**Goal**
Of all the lines in these entries, how many contain the string "Rechercher"? Give only that count.

**Provided material**
========

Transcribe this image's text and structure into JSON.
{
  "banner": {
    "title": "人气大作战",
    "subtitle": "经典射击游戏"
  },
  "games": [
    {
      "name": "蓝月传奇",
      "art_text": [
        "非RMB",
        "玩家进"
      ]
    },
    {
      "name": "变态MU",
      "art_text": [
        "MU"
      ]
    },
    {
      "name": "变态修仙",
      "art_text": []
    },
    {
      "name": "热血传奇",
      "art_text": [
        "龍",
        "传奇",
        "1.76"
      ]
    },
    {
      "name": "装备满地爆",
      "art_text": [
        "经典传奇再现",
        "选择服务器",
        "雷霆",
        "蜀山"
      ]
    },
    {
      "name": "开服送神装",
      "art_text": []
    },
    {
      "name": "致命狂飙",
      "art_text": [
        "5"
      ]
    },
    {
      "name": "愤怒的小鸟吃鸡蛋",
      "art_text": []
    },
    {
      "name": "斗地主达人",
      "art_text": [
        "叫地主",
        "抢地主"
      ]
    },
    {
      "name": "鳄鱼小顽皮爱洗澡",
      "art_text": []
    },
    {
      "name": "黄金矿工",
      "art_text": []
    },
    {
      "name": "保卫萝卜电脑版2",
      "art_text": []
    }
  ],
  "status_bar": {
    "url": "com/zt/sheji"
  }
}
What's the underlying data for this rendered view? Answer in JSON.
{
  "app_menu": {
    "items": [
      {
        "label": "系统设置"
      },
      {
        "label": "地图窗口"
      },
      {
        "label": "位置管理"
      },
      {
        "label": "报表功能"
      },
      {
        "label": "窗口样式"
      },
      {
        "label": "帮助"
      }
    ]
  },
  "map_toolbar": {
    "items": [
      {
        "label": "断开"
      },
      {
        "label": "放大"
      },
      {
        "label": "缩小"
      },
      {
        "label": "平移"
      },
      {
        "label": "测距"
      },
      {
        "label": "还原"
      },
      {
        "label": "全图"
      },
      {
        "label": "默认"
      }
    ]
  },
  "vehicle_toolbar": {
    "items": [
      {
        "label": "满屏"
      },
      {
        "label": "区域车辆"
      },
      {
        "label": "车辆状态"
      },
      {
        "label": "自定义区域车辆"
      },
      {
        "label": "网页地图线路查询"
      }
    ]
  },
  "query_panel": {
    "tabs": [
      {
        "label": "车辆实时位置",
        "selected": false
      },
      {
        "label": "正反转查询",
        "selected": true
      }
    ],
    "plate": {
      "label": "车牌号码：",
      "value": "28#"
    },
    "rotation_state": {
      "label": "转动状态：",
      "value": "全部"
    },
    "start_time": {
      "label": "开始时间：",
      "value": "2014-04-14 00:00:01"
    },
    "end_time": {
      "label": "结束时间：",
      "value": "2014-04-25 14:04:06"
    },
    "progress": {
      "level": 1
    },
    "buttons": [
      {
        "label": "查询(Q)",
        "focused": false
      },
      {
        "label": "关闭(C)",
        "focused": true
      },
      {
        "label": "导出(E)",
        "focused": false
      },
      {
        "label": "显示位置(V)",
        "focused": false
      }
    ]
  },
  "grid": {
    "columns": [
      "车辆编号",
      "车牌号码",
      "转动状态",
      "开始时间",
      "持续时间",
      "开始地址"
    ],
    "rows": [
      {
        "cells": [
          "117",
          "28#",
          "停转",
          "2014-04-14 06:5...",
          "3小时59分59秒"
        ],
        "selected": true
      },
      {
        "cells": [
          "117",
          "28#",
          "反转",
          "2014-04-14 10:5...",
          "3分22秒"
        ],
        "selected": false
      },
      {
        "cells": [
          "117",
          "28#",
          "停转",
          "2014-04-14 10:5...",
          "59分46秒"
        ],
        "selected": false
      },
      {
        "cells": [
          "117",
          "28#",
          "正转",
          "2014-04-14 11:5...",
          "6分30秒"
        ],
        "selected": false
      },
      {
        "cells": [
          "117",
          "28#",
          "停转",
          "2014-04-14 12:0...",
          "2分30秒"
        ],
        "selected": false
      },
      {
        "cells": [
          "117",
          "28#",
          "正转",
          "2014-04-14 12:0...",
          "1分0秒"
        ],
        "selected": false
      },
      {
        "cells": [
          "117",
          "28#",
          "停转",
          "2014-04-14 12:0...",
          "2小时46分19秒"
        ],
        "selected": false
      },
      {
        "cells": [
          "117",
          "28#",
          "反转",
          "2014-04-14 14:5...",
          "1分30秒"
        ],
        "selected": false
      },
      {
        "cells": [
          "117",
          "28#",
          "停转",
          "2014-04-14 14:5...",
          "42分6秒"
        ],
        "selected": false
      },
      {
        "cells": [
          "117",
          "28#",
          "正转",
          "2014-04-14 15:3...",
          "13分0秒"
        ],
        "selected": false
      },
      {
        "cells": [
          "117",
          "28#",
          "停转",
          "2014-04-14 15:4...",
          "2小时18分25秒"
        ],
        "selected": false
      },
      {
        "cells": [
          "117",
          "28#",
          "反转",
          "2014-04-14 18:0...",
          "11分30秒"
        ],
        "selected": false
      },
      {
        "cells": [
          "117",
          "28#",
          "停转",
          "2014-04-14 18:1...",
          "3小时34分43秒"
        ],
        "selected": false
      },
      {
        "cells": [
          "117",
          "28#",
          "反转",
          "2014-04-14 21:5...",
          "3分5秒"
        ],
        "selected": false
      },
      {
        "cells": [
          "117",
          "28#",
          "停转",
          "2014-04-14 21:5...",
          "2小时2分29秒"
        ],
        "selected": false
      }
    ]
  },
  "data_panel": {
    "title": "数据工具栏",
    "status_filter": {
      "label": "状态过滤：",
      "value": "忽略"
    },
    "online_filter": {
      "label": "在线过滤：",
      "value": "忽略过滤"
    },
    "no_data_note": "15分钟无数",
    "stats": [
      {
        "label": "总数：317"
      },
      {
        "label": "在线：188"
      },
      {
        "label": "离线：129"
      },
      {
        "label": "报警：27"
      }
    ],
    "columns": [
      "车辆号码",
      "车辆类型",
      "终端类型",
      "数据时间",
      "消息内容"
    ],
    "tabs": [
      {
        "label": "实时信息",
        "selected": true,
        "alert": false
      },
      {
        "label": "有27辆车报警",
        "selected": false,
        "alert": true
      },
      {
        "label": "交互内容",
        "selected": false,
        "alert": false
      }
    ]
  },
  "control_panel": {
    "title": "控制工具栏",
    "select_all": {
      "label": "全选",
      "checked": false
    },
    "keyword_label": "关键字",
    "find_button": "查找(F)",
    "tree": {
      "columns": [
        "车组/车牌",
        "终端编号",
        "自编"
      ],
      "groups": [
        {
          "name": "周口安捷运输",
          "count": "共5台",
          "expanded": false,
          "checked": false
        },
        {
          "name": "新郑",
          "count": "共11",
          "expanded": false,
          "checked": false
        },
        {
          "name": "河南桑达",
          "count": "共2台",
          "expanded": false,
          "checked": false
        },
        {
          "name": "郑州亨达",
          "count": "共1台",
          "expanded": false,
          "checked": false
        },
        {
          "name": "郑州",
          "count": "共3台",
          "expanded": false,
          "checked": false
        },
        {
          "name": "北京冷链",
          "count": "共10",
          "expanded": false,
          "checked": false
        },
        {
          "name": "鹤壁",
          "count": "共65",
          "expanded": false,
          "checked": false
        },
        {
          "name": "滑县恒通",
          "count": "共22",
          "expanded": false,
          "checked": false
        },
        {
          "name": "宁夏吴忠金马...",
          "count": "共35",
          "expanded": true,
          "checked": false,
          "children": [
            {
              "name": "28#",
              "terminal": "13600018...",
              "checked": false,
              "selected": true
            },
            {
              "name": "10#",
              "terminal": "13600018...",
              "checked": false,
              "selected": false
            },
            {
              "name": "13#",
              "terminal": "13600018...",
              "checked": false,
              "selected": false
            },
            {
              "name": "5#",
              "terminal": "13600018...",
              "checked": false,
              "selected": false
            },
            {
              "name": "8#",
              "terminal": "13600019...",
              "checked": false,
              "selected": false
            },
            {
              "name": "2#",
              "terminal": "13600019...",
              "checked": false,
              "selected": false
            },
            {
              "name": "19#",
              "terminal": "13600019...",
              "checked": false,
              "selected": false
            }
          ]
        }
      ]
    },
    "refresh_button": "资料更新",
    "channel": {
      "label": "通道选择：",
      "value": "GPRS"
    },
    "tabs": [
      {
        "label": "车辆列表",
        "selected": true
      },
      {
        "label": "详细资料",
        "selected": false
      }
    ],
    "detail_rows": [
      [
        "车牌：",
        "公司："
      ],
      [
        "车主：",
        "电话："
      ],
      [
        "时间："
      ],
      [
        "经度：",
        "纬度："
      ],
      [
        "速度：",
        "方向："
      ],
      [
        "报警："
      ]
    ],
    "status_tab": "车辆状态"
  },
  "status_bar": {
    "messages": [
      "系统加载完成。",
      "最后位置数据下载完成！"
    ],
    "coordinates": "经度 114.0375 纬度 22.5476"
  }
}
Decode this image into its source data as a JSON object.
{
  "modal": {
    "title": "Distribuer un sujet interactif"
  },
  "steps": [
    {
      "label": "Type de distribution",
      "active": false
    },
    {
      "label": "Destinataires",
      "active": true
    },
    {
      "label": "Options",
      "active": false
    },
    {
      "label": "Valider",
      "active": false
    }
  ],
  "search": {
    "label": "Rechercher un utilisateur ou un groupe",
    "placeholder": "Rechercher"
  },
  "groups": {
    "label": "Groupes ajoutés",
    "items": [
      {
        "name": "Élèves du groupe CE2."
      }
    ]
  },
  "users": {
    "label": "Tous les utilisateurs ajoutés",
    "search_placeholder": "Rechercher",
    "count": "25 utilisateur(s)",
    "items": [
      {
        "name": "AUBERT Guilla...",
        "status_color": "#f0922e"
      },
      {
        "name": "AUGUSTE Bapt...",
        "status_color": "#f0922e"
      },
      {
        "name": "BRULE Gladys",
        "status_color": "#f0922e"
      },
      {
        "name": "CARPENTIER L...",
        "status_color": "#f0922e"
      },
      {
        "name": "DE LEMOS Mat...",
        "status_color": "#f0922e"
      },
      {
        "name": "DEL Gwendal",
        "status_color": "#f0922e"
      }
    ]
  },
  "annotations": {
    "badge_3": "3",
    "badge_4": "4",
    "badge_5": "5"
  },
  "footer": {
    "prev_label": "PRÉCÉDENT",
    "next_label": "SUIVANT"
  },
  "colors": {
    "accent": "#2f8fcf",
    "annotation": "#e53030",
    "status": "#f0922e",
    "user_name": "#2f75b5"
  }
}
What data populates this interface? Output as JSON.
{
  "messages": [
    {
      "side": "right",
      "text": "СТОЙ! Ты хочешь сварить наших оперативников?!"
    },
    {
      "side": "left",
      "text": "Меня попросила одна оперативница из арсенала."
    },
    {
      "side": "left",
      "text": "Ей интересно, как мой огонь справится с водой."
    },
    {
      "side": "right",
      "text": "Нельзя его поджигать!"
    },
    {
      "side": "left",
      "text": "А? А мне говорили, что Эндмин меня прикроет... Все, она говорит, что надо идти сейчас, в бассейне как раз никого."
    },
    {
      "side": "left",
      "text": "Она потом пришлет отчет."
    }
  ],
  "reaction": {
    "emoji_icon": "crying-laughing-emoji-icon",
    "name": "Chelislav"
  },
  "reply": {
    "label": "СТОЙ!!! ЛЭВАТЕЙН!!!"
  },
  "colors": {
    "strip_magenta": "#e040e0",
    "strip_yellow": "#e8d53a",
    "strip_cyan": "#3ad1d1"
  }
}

========

**Exercise result**
3